* [EXERCISE]:
Show all lines that include the string "JSON"; copy each one.

* [INPUT ROWS]:
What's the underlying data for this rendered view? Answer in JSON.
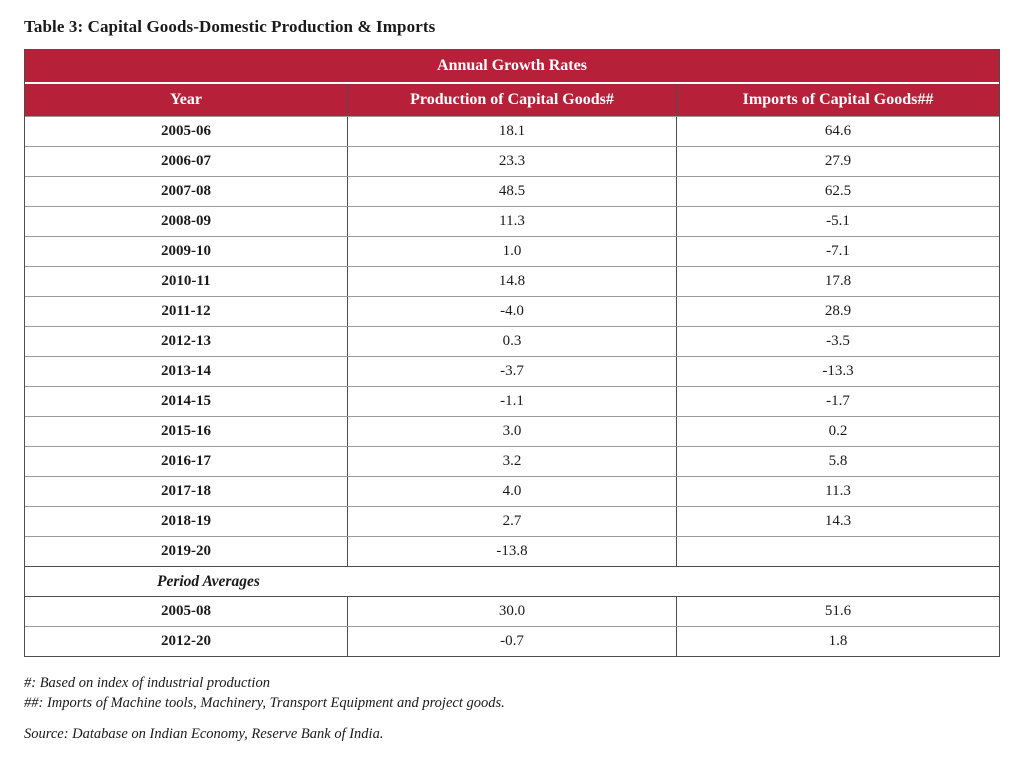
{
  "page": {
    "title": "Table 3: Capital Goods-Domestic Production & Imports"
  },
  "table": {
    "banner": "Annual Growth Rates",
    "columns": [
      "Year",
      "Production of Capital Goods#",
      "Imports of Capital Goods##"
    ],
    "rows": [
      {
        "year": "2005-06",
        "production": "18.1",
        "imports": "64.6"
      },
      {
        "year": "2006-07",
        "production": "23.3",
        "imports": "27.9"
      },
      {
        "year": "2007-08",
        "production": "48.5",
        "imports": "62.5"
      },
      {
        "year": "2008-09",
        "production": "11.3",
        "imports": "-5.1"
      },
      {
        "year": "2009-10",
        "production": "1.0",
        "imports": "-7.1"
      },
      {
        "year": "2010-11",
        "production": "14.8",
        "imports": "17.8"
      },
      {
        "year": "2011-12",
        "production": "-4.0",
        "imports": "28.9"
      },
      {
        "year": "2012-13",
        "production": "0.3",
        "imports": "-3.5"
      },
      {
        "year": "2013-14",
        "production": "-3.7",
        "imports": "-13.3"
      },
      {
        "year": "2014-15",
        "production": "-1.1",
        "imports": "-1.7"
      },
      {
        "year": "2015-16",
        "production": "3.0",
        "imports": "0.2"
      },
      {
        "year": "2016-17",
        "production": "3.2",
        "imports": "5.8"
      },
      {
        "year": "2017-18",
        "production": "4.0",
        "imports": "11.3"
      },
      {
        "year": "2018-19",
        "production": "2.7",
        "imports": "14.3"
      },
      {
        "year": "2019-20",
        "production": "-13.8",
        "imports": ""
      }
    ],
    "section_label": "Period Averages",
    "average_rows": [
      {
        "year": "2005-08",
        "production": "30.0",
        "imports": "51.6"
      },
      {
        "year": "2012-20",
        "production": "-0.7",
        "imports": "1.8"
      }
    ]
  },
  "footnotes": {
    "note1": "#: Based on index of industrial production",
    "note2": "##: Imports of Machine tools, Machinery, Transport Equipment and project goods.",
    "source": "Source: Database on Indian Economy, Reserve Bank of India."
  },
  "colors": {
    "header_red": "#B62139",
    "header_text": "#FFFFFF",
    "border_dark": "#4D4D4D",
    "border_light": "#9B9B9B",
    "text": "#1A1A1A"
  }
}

---

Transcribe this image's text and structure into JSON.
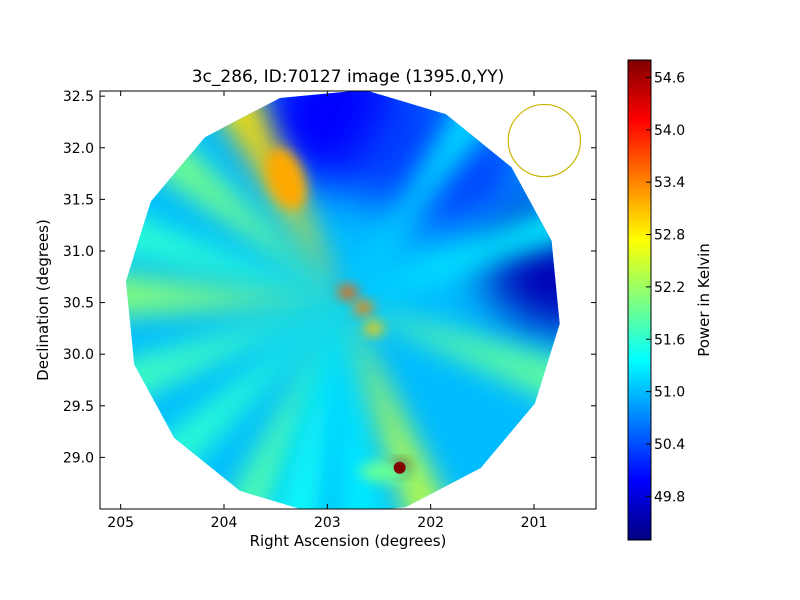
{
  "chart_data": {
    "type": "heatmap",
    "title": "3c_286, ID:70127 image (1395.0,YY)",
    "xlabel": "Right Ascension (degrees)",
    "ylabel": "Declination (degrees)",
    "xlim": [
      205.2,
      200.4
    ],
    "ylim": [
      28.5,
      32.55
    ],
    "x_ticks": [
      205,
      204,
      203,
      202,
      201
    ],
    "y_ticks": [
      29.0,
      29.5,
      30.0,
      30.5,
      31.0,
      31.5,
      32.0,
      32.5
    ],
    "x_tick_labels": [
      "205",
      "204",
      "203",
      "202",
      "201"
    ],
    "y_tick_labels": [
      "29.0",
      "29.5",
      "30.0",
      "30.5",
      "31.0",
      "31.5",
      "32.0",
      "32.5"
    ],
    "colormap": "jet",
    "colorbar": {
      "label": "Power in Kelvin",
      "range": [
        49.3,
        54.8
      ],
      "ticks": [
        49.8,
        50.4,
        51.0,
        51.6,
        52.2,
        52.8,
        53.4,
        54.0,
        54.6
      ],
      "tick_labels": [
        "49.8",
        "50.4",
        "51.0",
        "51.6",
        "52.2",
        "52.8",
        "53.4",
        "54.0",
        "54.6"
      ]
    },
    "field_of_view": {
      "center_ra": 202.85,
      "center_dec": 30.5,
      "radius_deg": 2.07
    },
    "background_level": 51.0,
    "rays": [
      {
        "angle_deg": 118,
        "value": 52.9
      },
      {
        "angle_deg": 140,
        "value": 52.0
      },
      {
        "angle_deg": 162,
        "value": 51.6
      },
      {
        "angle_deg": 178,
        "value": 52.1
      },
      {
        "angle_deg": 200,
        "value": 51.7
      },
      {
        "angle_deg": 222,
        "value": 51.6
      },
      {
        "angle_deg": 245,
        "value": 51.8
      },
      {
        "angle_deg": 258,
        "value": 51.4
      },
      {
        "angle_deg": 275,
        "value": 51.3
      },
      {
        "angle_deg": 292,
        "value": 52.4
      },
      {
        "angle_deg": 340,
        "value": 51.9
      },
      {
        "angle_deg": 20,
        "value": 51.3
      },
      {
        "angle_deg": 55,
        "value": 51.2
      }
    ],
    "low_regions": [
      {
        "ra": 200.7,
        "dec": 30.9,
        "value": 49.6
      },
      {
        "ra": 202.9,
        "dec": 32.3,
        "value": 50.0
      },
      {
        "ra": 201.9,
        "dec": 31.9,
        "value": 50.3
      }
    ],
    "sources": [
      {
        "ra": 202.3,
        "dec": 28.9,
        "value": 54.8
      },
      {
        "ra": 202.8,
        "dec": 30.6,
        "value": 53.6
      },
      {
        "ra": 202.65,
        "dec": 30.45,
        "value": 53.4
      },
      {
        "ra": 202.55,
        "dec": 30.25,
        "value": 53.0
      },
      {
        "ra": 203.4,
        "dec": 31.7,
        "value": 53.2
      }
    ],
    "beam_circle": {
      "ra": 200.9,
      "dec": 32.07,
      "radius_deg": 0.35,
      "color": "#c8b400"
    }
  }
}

* [FINISHED EXERCISE]:
What's the underlying data for this rendered view? Answer in JSON.
Transcribe this image's text and structure into JSON.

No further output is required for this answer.